-- Start Record excerpts --

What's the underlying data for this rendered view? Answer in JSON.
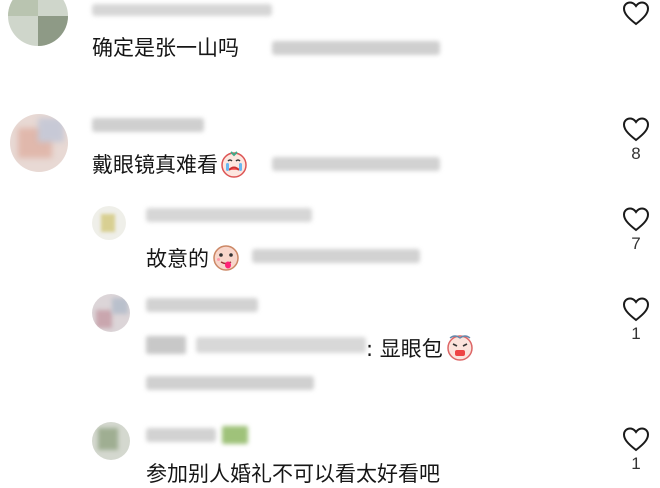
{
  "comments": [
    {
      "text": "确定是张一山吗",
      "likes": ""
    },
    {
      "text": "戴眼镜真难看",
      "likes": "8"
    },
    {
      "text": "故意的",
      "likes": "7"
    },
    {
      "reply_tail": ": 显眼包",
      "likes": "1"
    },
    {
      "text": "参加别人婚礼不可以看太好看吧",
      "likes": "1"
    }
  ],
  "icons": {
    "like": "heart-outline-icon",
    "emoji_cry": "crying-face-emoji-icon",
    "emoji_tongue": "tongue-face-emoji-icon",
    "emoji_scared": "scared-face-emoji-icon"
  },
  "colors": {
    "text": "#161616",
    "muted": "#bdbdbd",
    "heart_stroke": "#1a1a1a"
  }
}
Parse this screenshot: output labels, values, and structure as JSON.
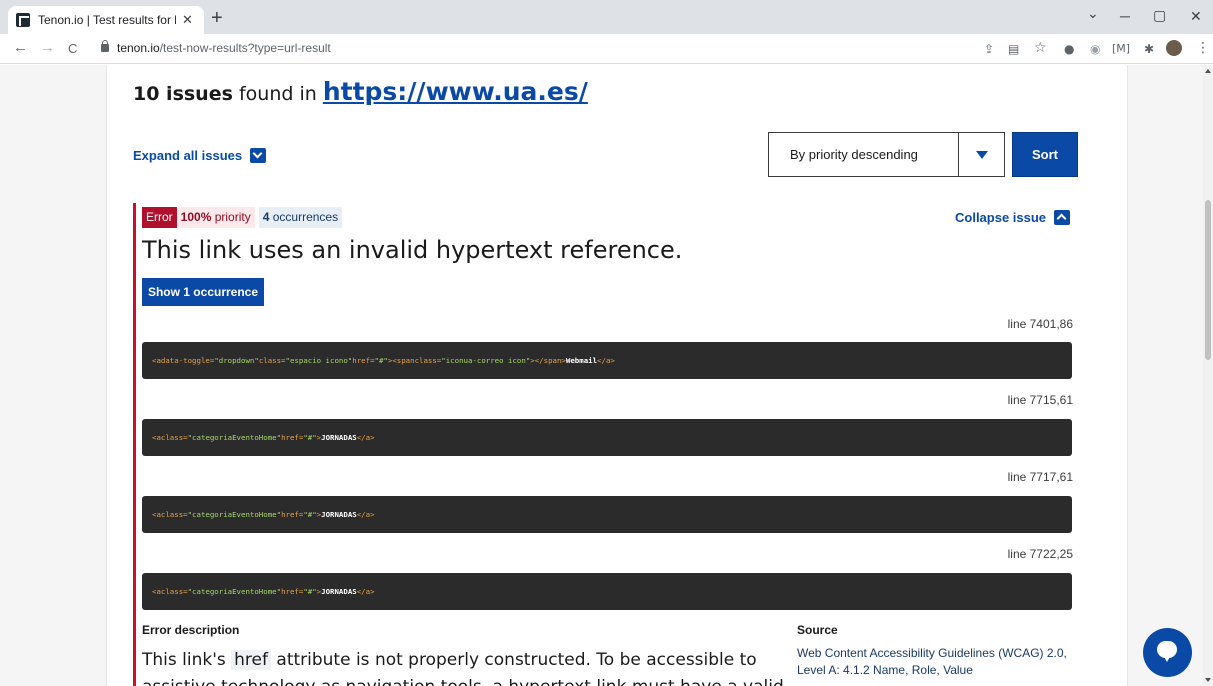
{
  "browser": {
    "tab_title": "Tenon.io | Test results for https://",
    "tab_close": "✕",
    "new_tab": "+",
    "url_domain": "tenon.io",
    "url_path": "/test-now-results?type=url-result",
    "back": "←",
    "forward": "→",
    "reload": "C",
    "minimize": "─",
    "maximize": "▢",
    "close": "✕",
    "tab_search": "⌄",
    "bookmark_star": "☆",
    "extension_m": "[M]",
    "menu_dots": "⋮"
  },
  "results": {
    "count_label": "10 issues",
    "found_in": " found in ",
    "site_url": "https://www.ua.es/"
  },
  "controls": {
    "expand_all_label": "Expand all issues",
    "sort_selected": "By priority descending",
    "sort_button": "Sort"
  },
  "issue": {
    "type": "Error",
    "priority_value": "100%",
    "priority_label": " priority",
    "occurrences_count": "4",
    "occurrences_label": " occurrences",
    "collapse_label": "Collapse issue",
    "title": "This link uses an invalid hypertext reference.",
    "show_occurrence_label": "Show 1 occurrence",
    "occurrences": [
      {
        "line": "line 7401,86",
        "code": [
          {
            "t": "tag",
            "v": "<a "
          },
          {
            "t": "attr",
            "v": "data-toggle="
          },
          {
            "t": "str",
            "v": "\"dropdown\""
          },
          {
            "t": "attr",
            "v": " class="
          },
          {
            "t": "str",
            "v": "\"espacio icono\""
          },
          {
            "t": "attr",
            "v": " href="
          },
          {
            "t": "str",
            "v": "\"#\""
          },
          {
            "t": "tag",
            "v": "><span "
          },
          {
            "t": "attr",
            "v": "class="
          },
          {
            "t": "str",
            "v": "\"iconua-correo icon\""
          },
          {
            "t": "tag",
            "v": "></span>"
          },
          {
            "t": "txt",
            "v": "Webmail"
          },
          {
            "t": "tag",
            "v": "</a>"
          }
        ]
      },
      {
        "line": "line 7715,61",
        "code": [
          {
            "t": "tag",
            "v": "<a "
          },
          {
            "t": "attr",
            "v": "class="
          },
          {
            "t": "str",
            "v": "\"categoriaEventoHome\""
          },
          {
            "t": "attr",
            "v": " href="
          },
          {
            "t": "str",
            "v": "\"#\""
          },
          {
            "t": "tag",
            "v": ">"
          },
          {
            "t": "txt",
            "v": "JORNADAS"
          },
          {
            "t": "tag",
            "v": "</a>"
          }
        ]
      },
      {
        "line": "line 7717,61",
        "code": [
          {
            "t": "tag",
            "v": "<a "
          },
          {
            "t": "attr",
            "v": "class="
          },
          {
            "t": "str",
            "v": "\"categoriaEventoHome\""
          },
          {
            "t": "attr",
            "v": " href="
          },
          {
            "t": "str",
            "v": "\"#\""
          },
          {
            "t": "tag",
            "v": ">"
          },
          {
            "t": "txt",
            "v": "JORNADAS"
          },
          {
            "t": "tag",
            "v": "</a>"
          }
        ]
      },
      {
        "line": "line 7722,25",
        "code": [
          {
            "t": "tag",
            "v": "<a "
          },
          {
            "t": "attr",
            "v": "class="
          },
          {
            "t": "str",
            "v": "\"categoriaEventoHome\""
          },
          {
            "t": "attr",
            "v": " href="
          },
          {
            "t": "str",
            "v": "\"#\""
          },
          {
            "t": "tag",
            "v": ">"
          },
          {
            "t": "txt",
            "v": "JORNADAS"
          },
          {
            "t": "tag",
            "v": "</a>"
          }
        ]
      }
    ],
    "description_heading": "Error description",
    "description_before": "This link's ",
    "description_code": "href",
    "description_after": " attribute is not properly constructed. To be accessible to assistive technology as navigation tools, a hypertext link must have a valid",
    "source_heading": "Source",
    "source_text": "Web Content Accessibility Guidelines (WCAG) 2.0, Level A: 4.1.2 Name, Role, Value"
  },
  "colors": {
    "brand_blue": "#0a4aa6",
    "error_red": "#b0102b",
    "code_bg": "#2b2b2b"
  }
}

-- End Record excerpts --

Goal of the exercise: Give only the count of lines in this material that contain the string "JSON".

Solution for this task: 2